(Collected data)
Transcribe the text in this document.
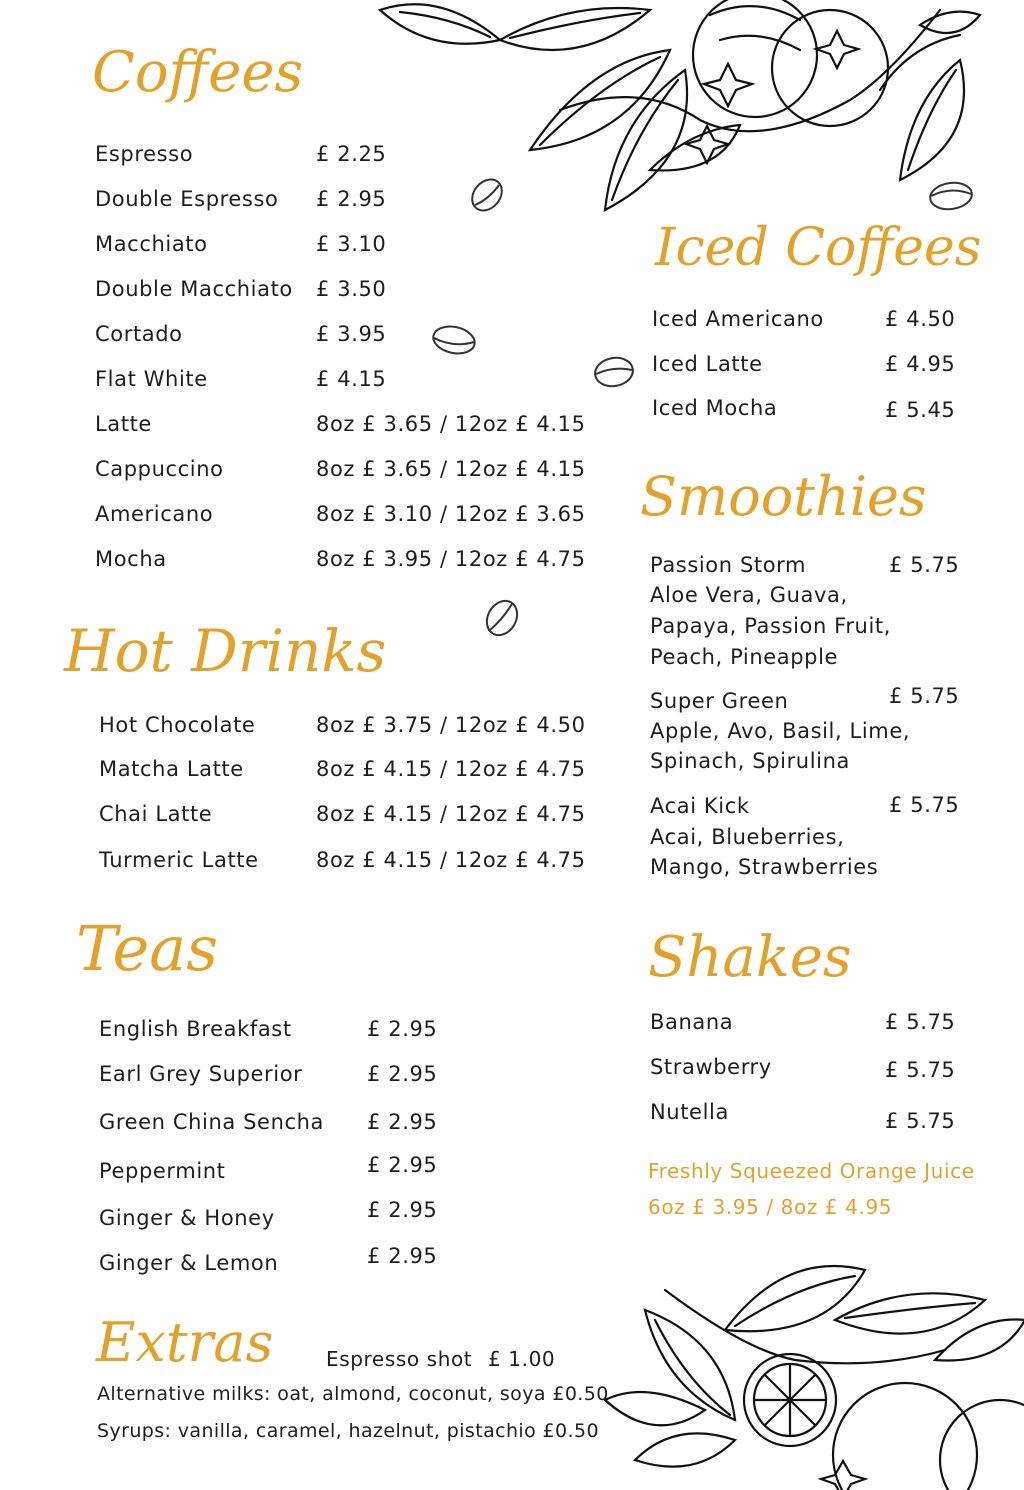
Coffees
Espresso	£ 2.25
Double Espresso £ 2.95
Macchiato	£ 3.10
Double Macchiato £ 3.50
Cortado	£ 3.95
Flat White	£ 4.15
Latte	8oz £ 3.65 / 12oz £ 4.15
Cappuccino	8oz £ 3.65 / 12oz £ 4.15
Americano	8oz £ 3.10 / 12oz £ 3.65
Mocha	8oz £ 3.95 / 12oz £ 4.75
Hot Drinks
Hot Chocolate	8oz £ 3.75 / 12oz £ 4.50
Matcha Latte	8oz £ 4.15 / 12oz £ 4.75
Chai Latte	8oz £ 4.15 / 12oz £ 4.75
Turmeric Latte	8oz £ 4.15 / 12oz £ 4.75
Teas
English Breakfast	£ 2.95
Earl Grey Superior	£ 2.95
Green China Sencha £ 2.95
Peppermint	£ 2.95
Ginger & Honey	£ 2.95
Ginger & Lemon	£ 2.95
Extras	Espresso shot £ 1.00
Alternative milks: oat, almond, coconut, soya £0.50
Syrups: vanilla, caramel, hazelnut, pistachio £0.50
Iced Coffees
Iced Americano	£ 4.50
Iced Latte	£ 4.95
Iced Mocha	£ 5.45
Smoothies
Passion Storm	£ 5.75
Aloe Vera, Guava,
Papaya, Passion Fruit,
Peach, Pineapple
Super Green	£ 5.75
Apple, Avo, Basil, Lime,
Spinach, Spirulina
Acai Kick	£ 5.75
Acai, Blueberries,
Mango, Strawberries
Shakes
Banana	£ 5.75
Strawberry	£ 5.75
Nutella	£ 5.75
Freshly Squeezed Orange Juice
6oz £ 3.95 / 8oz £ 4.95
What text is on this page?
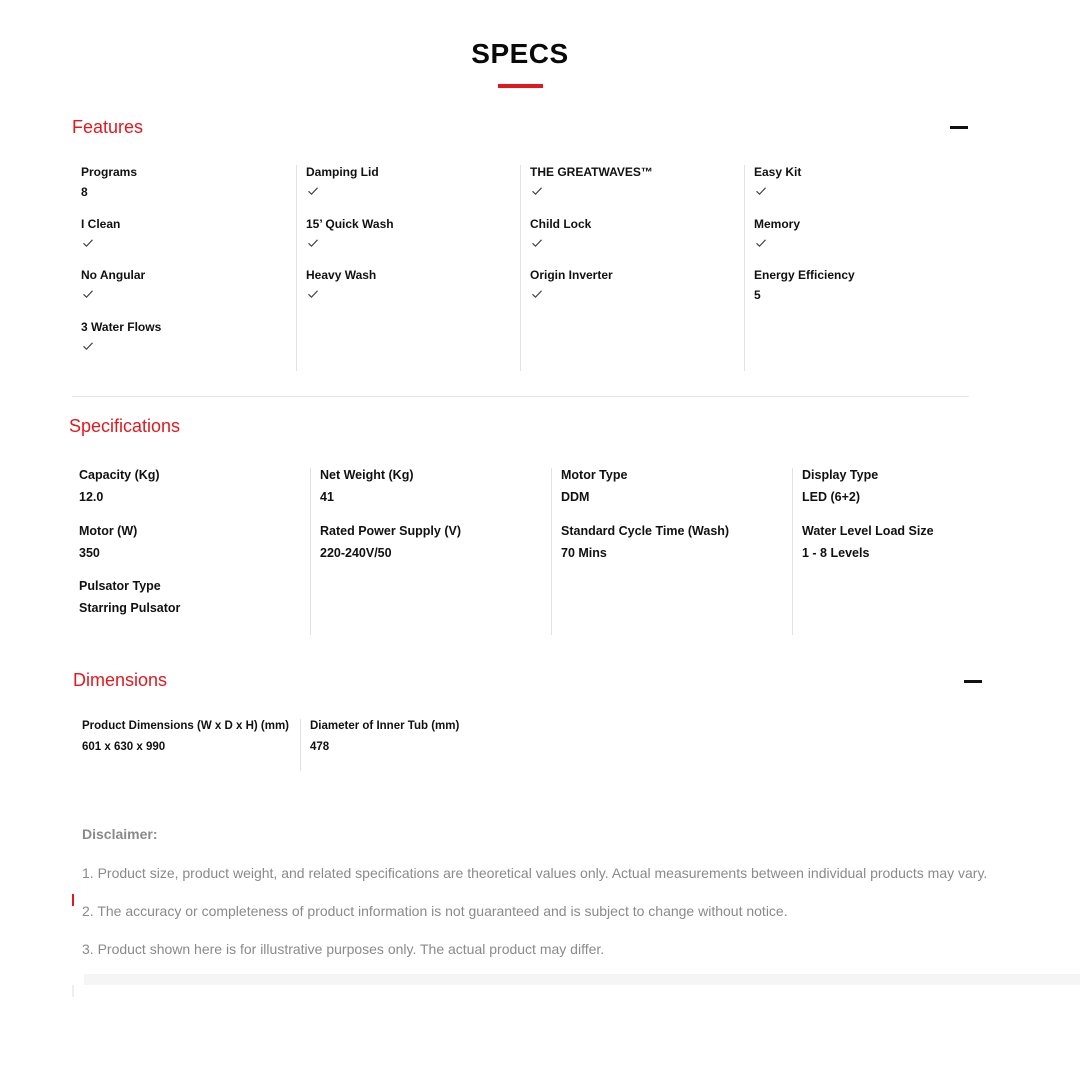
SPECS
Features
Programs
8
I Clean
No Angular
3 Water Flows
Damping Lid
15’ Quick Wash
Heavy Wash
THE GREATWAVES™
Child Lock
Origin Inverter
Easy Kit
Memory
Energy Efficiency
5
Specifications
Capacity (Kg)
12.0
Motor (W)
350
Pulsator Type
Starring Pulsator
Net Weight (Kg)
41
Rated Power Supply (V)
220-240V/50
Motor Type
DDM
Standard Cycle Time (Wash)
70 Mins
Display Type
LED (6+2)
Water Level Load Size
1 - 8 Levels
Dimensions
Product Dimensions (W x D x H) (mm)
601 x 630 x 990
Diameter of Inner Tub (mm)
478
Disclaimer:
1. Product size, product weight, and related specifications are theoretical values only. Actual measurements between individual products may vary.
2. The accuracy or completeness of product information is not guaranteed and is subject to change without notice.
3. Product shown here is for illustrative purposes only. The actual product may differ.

PROBLEM STATEMENT:
Make an exact copy of the lines of the records from the line containing "What text is on this page?" through the final line, both ends included, but not of the pictures.

THE REPLY:
What text is on this page?
SPECS
Features
Programs
8
I Clean
No Angular
3 Water Flows
Damping Lid
15’ Quick Wash
Heavy Wash
THE GREATWAVES™
Child Lock
Origin Inverter
Easy Kit
Memory
Energy Efficiency
5
Specifications
Capacity (Kg)
12.0
Motor (W)
350
Pulsator Type
Starring Pulsator
Net Weight (Kg)
41
Rated Power Supply (V)
220-240V/50
Motor Type
DDM
Standard Cycle Time (Wash)
70 Mins
Display Type
LED (6+2)
Water Level Load Size
1 - 8 Levels
Dimensions
Product Dimensions (W x D x H) (mm)
601 x 630 x 990
Diameter of Inner Tub (mm)
478
Disclaimer:
1. Product size, product weight, and related specifications are theoretical values only. Actual measurements between individual products may vary.
2. The accuracy or completeness of product information is not guaranteed and is subject to change without notice.
3. Product shown here is for illustrative purposes only. The actual product may differ.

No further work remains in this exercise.